**STATED GOAL A:** According to the excerpt on economics and energy in the South, how many successor states emerged in 1991?
**STATED GOAL B:** Decide whether each statement agrees with the excerpt on economics and energy in the South, answering yes or no and quoting the deciding words: (i) After the USSR dissolved, Russia was vulnerable to the policies of the other states. (ii) The Southern Tier states remain the poorest post-Soviet states by GDP per capita. (iii) Prices carried great meaning in the command economy.
**STATED GOAL C:** Reproduce the passage of the excerpt on economics and energy in the South starting with "3 Economics and" and going on through "did not operate.".

**SELECTED EXCERPT:**
>> Begin

Economic Features of Security

3 Economics and Energy in the South

Liberal Expectations Versus Likely Realities
Hendrik Spruyt and Laurent Ruseckas
DOI: 10.4324/9781315501734-4
The Soviet system was highly centralized, economically as well as politically. Although the USSR was divided into nominally autonomous Union Republics, the command economy was run from the center as a single unit. Consequently, the fifteen successor states that emerged in 1991 exhibited a high degree of interdependence. Indeed, they were more interconnected than the states of the European Union or even Canada’s provinces. The Soviet brand of interdependence was of course highly artificial. Political decisions rather than efficiency criteria drove labor and resource allocation. Prices had little meaning in the command economy, and the principle of comparative advantage did not operate.
Relations among republics within the Soviet economy were asymmetric, with Russia in the strongest position. After the dissolution of the USSR, which severed the formal links of the command economy overnight, the non-Russian states—and the Southern Tier states in particular—found themselves highly vulnerable to Russian policies. In contrast, Russia was in a relatively good position to go it alone, being sensitive but not vulnerable to the policies of the others. Along with others such as the Baltic states, Russia was more able to expand its range of trading partners. In the Southern Tier the situation appeared to be far more grave. These states remain the poorest of the post-Soviet states in terms of gross domestic product (GDP) per capita, with high population growth and economic infrastructures characteristic of developing nations.
These economic circumstances have profound security implications. Poor economic performance leading to continued underdevelopment in the Southern Tier would be a breeding ground for political instability and potential civil strife, as is often the case in other less-developed countries (LDCs). Internal strife could spill over borders, particularly if economic conflicts are reinforced by ethnic tensions. Such trans-boundary effects may precipitate external intervention by Russia, still the dominant actor in the region, or by other states with hegemonic aspirations. Even the possibility of economic success in some states of the Southern Tier presents a danger. If some of these states, particularly the energy-endowed ones, are gradually pulled out of Russia’s orbit, certain interest groups in Russia might support some form of intervention to reassert Moscow’s influence.
The substantial oil and gas resources of the Southern Tier states, particularly those bordering the Caspian Sea, point to another set of security issues. The energy development boom currently underway has led to the hopeful belief that the prospects for prosperity and stability in the region are good. But experience shows that hydrocarbon rents are a mixed blessing, with negative economic effects often outweighing positive ones. Political dangers loom as well. Asymmetric distribution of oil and gas revenues could exacerbate zero-sum contests in states where a paucity of robust institutions has already created fertile ground for instability. Such revenues might also affect the relative balances of power among states in the region, heightening the potential for inter-state conflict. Finally, the strategic nature of oil and gas resources has already attracted considerable attention of outside powers, whose interest is geopolitical as well as narrowly economic. The hydrocarbons of the Caspian could give rise to sharp rivalries among external states that would be played out within the Southern Tier.

>> End

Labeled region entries
>> Begin

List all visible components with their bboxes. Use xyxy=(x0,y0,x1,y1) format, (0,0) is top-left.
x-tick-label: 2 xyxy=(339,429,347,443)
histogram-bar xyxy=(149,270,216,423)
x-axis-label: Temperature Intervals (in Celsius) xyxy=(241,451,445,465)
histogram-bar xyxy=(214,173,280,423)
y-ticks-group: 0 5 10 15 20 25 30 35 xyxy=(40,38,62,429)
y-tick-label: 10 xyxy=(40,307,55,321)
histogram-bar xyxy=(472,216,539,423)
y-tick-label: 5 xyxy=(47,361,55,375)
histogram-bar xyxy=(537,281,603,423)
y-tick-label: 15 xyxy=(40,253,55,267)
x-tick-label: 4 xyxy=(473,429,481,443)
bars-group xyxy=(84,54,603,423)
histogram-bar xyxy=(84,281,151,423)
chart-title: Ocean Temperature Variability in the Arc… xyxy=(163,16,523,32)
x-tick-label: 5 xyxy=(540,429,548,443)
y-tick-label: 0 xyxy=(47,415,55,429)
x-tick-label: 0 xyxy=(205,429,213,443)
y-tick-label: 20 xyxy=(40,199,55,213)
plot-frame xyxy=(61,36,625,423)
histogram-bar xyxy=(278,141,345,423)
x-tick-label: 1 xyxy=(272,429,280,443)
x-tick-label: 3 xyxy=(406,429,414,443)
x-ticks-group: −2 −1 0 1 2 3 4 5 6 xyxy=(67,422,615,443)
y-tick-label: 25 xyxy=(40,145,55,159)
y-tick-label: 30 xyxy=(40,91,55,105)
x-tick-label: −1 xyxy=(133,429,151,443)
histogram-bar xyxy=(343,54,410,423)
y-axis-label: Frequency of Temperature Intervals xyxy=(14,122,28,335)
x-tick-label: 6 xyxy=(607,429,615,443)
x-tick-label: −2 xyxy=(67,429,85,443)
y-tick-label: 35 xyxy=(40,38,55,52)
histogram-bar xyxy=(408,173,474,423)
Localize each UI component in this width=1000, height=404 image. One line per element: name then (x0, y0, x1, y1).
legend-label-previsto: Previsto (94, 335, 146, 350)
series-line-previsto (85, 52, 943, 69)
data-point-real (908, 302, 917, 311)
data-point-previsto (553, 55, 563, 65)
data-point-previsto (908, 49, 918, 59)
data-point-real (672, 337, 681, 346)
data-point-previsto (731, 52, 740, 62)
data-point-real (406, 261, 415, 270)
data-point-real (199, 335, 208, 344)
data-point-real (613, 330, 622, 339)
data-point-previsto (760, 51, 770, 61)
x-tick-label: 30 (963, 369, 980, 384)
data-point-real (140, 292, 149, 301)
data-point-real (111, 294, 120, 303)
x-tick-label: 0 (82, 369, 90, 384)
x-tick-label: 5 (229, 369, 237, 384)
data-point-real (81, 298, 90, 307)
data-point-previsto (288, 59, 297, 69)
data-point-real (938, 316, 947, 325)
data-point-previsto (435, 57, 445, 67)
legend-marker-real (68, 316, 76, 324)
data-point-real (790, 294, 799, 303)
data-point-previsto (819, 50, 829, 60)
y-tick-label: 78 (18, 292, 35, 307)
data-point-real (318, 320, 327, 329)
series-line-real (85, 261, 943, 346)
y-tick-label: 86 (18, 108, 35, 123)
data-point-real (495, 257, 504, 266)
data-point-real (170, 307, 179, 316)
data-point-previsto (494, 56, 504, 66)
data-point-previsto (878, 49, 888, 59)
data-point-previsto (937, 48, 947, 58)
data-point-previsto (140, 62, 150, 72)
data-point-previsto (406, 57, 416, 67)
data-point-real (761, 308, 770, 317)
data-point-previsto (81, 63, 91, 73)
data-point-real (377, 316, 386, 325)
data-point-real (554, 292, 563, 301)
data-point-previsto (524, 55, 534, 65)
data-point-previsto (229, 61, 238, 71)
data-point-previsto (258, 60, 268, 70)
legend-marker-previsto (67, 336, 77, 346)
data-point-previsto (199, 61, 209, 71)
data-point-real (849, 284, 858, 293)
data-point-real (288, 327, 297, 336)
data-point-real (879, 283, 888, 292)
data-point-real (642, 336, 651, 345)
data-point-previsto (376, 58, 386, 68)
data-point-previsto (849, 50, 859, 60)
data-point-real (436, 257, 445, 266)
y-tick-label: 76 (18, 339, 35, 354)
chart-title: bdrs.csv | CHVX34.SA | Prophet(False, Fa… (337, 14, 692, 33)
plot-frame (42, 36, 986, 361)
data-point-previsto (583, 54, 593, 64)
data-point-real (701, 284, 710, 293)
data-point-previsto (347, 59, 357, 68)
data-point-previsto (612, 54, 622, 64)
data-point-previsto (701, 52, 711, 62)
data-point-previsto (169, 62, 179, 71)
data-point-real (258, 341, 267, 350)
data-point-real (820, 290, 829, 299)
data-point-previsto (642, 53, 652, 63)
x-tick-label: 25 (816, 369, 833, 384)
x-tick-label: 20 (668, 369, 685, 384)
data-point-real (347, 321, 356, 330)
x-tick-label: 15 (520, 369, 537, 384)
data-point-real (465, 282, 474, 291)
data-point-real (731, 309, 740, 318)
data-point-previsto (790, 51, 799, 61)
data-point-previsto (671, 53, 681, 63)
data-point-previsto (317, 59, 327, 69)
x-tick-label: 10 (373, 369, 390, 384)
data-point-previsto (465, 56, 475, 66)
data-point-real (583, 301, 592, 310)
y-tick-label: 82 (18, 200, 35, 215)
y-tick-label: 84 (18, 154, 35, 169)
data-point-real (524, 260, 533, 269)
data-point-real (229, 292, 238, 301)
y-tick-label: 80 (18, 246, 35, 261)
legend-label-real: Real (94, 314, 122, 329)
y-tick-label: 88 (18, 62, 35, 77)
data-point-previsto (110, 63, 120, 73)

>> End

**FULL ANSWER A:** Fifteen successor states emerged in 1991.

**FULL ANSWER B:**
(i) No: "being sensitive but not vulnerable to the policies of the others"
(ii) Yes: "These states remain the poorest of the post-Soviet states in terms of gross domestic product (GDP) per capita"
(iii) No: "Prices had little meaning in the command economy"

**FULL ANSWER C:**
3 Economics and Energy in the South

Liberal Expectations Versus Likely Realities
Hendrik Spruyt and Laurent Ruseckas
DOI: 10.4324/9781315501734-4
The Soviet system was highly centralized, economically as well as politically. Although the USSR was divided into nominally autonomous Union Republics, the command economy was run from the center as a single unit. Consequently, the fifteen successor states that emerged in 1991 exhibited a high degree of interdependence. Indeed, they were more interconnected than the states of the European Union or even Canada’s provinces. The Soviet brand of interdependence was of course highly artificial. Political decisions rather than efficiency criteria drove labor and resource allocation. Prices had little meaning in the command economy, and the principle of comparative advantage did not operate.